— BEGIN —

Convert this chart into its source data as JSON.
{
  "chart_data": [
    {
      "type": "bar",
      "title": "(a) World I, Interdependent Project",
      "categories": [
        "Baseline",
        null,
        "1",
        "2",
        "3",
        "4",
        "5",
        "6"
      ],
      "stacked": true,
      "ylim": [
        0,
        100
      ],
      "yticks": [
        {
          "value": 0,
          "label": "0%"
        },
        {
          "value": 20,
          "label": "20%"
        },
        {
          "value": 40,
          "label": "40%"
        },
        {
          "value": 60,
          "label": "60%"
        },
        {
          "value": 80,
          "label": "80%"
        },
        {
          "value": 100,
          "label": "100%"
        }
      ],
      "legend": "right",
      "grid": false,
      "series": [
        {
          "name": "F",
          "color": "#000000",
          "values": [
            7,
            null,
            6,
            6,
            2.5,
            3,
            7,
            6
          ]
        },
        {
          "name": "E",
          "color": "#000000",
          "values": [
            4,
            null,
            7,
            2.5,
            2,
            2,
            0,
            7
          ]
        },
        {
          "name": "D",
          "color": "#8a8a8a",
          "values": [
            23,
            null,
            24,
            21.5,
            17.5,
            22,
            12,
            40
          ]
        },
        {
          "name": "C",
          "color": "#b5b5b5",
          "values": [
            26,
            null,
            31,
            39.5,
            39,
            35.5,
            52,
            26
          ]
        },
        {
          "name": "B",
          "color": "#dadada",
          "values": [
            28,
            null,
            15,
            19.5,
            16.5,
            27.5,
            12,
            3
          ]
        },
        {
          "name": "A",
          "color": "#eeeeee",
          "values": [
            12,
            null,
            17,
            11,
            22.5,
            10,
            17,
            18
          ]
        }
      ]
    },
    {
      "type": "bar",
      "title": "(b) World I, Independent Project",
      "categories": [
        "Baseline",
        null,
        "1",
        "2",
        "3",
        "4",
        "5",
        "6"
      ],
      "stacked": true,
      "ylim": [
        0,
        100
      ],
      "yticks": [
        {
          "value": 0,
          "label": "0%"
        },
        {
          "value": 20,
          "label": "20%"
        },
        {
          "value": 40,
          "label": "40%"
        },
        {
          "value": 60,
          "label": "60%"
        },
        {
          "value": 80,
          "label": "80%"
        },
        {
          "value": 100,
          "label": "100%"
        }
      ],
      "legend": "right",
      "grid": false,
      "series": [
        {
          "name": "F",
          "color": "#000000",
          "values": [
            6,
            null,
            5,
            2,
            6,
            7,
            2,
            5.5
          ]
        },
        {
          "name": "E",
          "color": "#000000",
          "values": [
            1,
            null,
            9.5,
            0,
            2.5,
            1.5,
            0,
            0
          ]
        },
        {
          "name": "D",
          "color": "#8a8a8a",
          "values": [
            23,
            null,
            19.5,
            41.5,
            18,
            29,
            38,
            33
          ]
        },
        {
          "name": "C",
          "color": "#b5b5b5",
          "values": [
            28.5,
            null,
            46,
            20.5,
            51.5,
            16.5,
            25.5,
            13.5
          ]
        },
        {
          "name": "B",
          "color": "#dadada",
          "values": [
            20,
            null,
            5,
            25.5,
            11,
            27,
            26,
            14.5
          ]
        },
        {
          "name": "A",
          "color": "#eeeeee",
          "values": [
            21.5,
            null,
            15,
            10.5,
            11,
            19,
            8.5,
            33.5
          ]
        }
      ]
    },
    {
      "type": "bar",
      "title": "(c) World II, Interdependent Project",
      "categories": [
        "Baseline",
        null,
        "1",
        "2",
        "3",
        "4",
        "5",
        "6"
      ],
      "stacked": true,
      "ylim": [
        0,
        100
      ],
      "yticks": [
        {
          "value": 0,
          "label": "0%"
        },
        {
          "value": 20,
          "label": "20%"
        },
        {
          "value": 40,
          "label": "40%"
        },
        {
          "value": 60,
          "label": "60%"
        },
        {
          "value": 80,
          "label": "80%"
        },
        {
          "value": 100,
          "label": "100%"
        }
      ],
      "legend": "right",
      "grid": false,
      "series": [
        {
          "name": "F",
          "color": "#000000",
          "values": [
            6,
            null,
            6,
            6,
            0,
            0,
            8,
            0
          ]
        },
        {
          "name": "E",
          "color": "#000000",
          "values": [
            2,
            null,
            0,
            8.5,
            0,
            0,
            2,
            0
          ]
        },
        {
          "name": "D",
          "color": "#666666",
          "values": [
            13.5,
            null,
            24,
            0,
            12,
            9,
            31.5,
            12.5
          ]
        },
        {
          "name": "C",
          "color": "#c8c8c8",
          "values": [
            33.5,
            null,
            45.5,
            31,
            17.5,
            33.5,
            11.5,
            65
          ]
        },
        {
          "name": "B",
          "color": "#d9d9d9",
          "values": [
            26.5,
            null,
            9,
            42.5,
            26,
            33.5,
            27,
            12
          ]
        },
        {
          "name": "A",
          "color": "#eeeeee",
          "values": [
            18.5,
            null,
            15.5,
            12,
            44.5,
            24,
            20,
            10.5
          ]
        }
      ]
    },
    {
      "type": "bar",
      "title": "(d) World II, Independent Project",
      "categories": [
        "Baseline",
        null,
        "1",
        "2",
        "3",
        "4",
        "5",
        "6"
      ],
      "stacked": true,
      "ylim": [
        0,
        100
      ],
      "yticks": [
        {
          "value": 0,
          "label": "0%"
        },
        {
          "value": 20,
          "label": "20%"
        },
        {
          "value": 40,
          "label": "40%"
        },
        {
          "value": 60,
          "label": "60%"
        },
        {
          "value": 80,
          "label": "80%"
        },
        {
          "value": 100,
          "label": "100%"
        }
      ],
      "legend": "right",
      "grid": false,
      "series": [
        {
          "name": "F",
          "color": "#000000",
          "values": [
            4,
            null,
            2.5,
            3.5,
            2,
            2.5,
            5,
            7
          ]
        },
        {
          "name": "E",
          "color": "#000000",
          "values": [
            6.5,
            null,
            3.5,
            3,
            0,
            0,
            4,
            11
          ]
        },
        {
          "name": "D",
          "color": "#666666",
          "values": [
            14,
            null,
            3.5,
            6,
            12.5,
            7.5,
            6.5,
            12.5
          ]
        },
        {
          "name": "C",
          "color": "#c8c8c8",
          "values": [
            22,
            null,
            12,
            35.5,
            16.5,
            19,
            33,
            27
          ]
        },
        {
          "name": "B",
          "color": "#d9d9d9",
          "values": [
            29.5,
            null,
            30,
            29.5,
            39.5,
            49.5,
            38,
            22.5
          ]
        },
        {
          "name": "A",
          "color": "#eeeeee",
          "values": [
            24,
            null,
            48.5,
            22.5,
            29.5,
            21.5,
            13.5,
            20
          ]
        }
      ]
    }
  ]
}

— END —

**Work to complete:** Retype the material above, line by line, exactly.

**Problem solution:**
Convert this chart into its source data as JSON.
{
  "chart_data": [
    {
      "type": "bar",
      "title": "(a) World I, Interdependent Project",
      "categories": [
        "Baseline",
        null,
        "1",
        "2",
        "3",
        "4",
        "5",
        "6"
      ],
      "stacked": true,
      "ylim": [
        0,
        100
      ],
      "yticks": [
        {
          "value": 0,
          "label": "0%"
        },
        {
          "value": 20,
          "label": "20%"
        },
        {
          "value": 40,
          "label": "40%"
        },
        {
          "value": 60,
          "label": "60%"
        },
        {
          "value": 80,
          "label": "80%"
        },
        {
          "value": 100,
          "label": "100%"
        }
      ],
      "legend": "right",
      "grid": false,
      "series": [
        {
          "name": "F",
          "color": "#000000",
          "values": [
            7,
            null,
            6,
            6,
            2.5,
            3,
            7,
            6
          ]
        },
        {
          "name": "E",
          "color": "#000000",
          "values": [
            4,
            null,
            7,
            2.5,
            2,
            2,
            0,
            7
          ]
        },
        {
          "name": "D",
          "color": "#8a8a8a",
          "values": [
            23,
            null,
            24,
            21.5,
            17.5,
            22,
            12,
            40
          ]
        },
        {
          "name": "C",
          "color": "#b5b5b5",
          "values": [
            26,
            null,
            31,
            39.5,
            39,
            35.5,
            52,
            26
          ]
        },
        {
          "name": "B",
          "color": "#dadada",
          "values": [
            28,
            null,
            15,
            19.5,
            16.5,
            27.5,
            12,
            3
          ]
        },
        {
          "name": "A",
          "color": "#eeeeee",
          "values": [
            12,
            null,
            17,
            11,
            22.5,
            10,
            17,
            18
          ]
        }
      ]
    },
    {
      "type": "bar",
      "title": "(b) World I, Independent Project",
      "categories": [
        "Baseline",
        null,
        "1",
        "2",
        "3",
        "4",
        "5",
        "6"
      ],
      "stacked": true,
      "ylim": [
        0,
        100
      ],
      "yticks": [
        {
          "value": 0,
          "label": "0%"
        },
        {
          "value": 20,
          "label": "20%"
        },
        {
          "value": 40,
          "label": "40%"
        },
        {
          "value": 60,
          "label": "60%"
        },
        {
          "value": 80,
          "label": "80%"
        },
        {
          "value": 100,
          "label": "100%"
        }
      ],
      "legend": "right",
      "grid": false,
      "series": [
        {
          "name": "F",
          "color": "#000000",
          "values": [
            6,
            null,
            5,
            2,
            6,
            7,
            2,
            5.5
          ]
        },
        {
          "name": "E",
          "color": "#000000",
          "values": [
            1,
            null,
            9.5,
            0,
            2.5,
            1.5,
            0,
            0
          ]
        },
        {
          "name": "D",
          "color": "#8a8a8a",
          "values": [
            23,
            null,
            19.5,
            41.5,
            18,
            29,
            38,
            33
          ]
        },
        {
          "name": "C",
          "color": "#b5b5b5",
          "values": [
            28.5,
            null,
            46,
            20.5,
            51.5,
            16.5,
            25.5,
            13.5
          ]
        },
        {
          "name": "B",
          "color": "#dadada",
          "values": [
            20,
            null,
            5,
            25.5,
            11,
            27,
            26,
            14.5
          ]
        },
        {
          "name": "A",
          "color": "#eeeeee",
          "values": [
            21.5,
            null,
            15,
            10.5,
            11,
            19,
            8.5,
            33.5
          ]
        }
      ]
    },
    {
      "type": "bar",
      "title": "(c) World II, Interdependent Project",
      "categories": [
        "Baseline",
        null,
        "1",
        "2",
        "3",
        "4",
        "5",
        "6"
      ],
      "stacked": true,
      "ylim": [
        0,
        100
      ],
      "yticks": [
        {
          "value": 0,
          "label": "0%"
        },
        {
          "value": 20,
          "label": "20%"
        },
        {
          "value": 40,
          "label": "40%"
        },
        {
          "value": 60,
          "label": "60%"
        },
        {
          "value": 80,
          "label": "80%"
        },
        {
          "value": 100,
          "label": "100%"
        }
      ],
      "legend": "right",
      "grid": false,
      "series": [
        {
          "name": "F",
          "color": "#000000",
          "values": [
            6,
            null,
            6,
            6,
            0,
            0,
            8,
            0
          ]
        },
        {
          "name": "E",
          "color": "#000000",
          "values": [
            2,
            null,
            0,
            8.5,
            0,
            0,
            2,
            0
          ]
        },
        {
          "name": "D",
          "color": "#666666",
          "values": [
            13.5,
            null,
            24,
            0,
            12,
            9,
            31.5,
            12.5
          ]
        },
        {
          "name": "C",
          "color": "#c8c8c8",
          "values": [
            33.5,
            null,
            45.5,
            31,
            17.5,
            33.5,
            11.5,
            65
          ]
        },
        {
          "name": "B",
          "color": "#d9d9d9",
          "values": [
            26.5,
            null,
            9,
            42.5,
            26,
            33.5,
            27,
            12
          ]
        },
        {
          "name": "A",
          "color": "#eeeeee",
          "values": [
            18.5,
            null,
            15.5,
            12,
            44.5,
            24,
            20,
            10.5
          ]
        }
      ]
    },
    {
      "type": "bar",
      "title": "(d) World II, Independent Project",
      "categories": [
        "Baseline",
        null,
        "1",
        "2",
        "3",
        "4",
        "5",
        "6"
      ],
      "stacked": true,
      "ylim": [
        0,
        100
      ],
      "yticks": [
        {
          "value": 0,
          "label": "0%"
        },
        {
          "value": 20,
          "label": "20%"
        },
        {
          "value": 40,
          "label": "40%"
        },
        {
          "value": 60,
          "label": "60%"
        },
        {
          "value": 80,
          "label": "80%"
        },
        {
          "value": 100,
          "label": "100%"
        }
      ],
      "legend": "right",
      "grid": false,
      "series": [
        {
          "name": "F",
          "color": "#000000",
          "values": [
            4,
            null,
            2.5,
            3.5,
            2,
            2.5,
            5,
            7
          ]
        },
        {
          "name": "E",
          "color": "#000000",
          "values": [
            6.5,
            null,
            3.5,
            3,
            0,
            0,
            4,
            11
          ]
        },
        {
          "name": "D",
          "color": "#666666",
          "values": [
            14,
            null,
            3.5,
            6,
            12.5,
            7.5,
            6.5,
            12.5
          ]
        },
        {
          "name": "C",
          "color": "#c8c8c8",
          "values": [
            22,
            null,
            12,
            35.5,
            16.5,
            19,
            33,
            27
          ]
        },
        {
          "name": "B",
          "color": "#d9d9d9",
          "values": [
            29.5,
            null,
            30,
            29.5,
            39.5,
            49.5,
            38,
            22.5
          ]
        },
        {
          "name": "A",
          "color": "#eeeeee",
          "values": [
            24,
            null,
            48.5,
            22.5,
            29.5,
            21.5,
            13.5,
            20
          ]
        }
      ]
    }
  ]
}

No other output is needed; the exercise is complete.